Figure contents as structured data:
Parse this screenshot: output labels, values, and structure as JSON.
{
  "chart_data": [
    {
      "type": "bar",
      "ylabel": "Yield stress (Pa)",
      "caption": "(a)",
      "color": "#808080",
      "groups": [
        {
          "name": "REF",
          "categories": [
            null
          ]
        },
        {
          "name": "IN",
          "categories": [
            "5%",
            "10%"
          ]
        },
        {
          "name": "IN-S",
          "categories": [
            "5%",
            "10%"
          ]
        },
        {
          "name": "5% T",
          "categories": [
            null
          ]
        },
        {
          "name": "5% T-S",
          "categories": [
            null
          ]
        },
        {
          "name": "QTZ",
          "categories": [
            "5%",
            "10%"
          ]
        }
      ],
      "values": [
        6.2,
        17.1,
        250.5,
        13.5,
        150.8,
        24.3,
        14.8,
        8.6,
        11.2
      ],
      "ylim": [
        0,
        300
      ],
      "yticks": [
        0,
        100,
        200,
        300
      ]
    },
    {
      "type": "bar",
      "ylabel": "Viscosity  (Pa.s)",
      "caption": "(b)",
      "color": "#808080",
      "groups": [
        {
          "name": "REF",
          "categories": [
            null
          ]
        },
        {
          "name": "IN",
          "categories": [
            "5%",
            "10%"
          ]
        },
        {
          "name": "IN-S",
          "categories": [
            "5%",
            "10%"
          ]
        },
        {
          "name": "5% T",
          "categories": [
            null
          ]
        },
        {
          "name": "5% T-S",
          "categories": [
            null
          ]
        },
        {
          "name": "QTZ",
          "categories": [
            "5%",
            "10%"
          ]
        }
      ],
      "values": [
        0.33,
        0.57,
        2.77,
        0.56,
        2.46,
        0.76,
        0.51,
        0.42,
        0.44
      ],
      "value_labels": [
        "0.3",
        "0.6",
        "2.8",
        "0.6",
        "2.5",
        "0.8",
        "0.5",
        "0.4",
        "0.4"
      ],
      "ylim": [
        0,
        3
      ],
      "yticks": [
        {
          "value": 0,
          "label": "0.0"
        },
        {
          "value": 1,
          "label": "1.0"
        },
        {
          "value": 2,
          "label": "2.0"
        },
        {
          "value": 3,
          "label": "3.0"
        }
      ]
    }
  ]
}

Requirement: Print the whole listing exactly as it is.

Reply:
Parse this screenshot: output labels, values, and structure as JSON.
{
  "chart_data": [
    {
      "type": "bar",
      "ylabel": "Yield stress (Pa)",
      "caption": "(a)",
      "color": "#808080",
      "groups": [
        {
          "name": "REF",
          "categories": [
            null
          ]
        },
        {
          "name": "IN",
          "categories": [
            "5%",
            "10%"
          ]
        },
        {
          "name": "IN-S",
          "categories": [
            "5%",
            "10%"
          ]
        },
        {
          "name": "5% T",
          "categories": [
            null
          ]
        },
        {
          "name": "5% T-S",
          "categories": [
            null
          ]
        },
        {
          "name": "QTZ",
          "categories": [
            "5%",
            "10%"
          ]
        }
      ],
      "values": [
        6.2,
        17.1,
        250.5,
        13.5,
        150.8,
        24.3,
        14.8,
        8.6,
        11.2
      ],
      "ylim": [
        0,
        300
      ],
      "yticks": [
        0,
        100,
        200,
        300
      ]
    },
    {
      "type": "bar",
      "ylabel": "Viscosity  (Pa.s)",
      "caption": "(b)",
      "color": "#808080",
      "groups": [
        {
          "name": "REF",
          "categories": [
            null
          ]
        },
        {
          "name": "IN",
          "categories": [
            "5%",
            "10%"
          ]
        },
        {
          "name": "IN-S",
          "categories": [
            "5%",
            "10%"
          ]
        },
        {
          "name": "5% T",
          "categories": [
            null
          ]
        },
        {
          "name": "5% T-S",
          "categories": [
            null
          ]
        },
        {
          "name": "QTZ",
          "categories": [
            "5%",
            "10%"
          ]
        }
      ],
      "values": [
        0.33,
        0.57,
        2.77,
        0.56,
        2.46,
        0.76,
        0.51,
        0.42,
        0.44
      ],
      "value_labels": [
        "0.3",
        "0.6",
        "2.8",
        "0.6",
        "2.5",
        "0.8",
        "0.5",
        "0.4",
        "0.4"
      ],
      "ylim": [
        0,
        3
      ],
      "yticks": [
        {
          "value": 0,
          "label": "0.0"
        },
        {
          "value": 1,
          "label": "1.0"
        },
        {
          "value": 2,
          "label": "2.0"
        },
        {
          "value": 3,
          "label": "3.0"
        }
      ]
    }
  ]
}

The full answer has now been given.